OBJECTIVE: Your task is to output all the records below, word for word.

EXERCISE INPUT:
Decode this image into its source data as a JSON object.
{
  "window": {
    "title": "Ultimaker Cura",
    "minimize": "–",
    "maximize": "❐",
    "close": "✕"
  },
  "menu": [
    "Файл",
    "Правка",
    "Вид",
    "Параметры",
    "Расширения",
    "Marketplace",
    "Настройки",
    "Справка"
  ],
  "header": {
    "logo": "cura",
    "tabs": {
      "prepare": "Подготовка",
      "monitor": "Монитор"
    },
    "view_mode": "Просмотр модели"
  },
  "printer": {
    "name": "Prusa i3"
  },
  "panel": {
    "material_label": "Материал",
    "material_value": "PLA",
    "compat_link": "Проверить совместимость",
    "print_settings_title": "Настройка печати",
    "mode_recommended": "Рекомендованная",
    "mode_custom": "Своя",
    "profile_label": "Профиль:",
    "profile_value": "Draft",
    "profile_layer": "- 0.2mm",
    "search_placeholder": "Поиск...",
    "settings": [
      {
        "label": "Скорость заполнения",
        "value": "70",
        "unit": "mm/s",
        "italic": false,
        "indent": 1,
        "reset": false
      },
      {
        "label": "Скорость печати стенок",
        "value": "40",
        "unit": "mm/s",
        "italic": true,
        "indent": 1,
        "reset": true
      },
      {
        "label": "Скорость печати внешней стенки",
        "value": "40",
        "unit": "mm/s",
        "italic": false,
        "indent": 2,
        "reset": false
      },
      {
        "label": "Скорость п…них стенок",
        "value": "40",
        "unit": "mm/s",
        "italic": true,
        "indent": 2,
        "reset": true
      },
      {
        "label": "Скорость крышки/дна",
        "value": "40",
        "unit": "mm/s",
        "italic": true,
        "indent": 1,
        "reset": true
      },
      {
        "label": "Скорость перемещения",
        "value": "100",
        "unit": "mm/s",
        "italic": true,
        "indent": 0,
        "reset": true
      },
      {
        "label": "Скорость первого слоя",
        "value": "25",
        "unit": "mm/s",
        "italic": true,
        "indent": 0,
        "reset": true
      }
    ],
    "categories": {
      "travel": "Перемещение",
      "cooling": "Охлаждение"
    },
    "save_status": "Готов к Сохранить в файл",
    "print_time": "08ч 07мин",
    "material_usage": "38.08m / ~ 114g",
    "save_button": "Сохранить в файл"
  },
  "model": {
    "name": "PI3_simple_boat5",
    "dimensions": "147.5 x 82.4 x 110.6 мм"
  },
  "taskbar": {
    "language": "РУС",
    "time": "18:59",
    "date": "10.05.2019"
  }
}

SOLUTION:
Decode this image into its source data as a JSON object.
{
  "window": {
    "title": "Ultimaker Cura",
    "minimize": "–",
    "maximize": "❐",
    "close": "✕"
  },
  "menu": [
    "Файл",
    "Правка",
    "Вид",
    "Параметры",
    "Расширения",
    "Marketplace",
    "Настройки",
    "Справка"
  ],
  "header": {
    "logo": "cura",
    "tabs": {
      "prepare": "Подготовка",
      "monitor": "Монитор"
    },
    "view_mode": "Просмотр модели"
  },
  "printer": {
    "name": "Prusa i3"
  },
  "panel": {
    "material_label": "Материал",
    "material_value": "PLA",
    "compat_link": "Проверить совместимость",
    "print_settings_title": "Настройка печати",
    "mode_recommended": "Рекомендованная",
    "mode_custom": "Своя",
    "profile_label": "Профиль:",
    "profile_value": "Draft",
    "profile_layer": "- 0.2mm",
    "search_placeholder": "Поиск...",
    "settings": [
      {
        "label": "Скорость заполнения",
        "value": "70",
        "unit": "mm/s",
        "italic": false,
        "indent": 1,
        "reset": false
      },
      {
        "label": "Скорость печати стенок",
        "value": "40",
        "unit": "mm/s",
        "italic": true,
        "indent": 1,
        "reset": true
      },
      {
        "label": "Скорость печати внешней стенки",
        "value": "40",
        "unit": "mm/s",
        "italic": false,
        "indent": 2,
        "reset": false
      },
      {
        "label": "Скорость п…них стенок",
        "value": "40",
        "unit": "mm/s",
        "italic": true,
        "indent": 2,
        "reset": true
      },
      {
        "label": "Скорость крышки/дна",
        "value": "40",
        "unit": "mm/s",
        "italic": true,
        "indent": 1,
        "reset": true
      },
      {
        "label": "Скорость перемещения",
        "value": "100",
        "unit": "mm/s",
        "italic": true,
        "indent": 0,
        "reset": true
      },
      {
        "label": "Скорость первого слоя",
        "value": "25",
        "unit": "mm/s",
        "italic": true,
        "indent": 0,
        "reset": true
      }
    ],
    "categories": {
      "travel": "Перемещение",
      "cooling": "Охлаждение"
    },
    "save_status": "Готов к Сохранить в файл",
    "print_time": "08ч 07мин",
    "material_usage": "38.08m / ~ 114g",
    "save_button": "Сохранить в файл"
  },
  "model": {
    "name": "PI3_simple_boat5",
    "dimensions": "147.5 x 82.4 x 110.6 мм"
  },
  "taskbar": {
    "language": "РУС",
    "time": "18:59",
    "date": "10.05.2019"
  }
}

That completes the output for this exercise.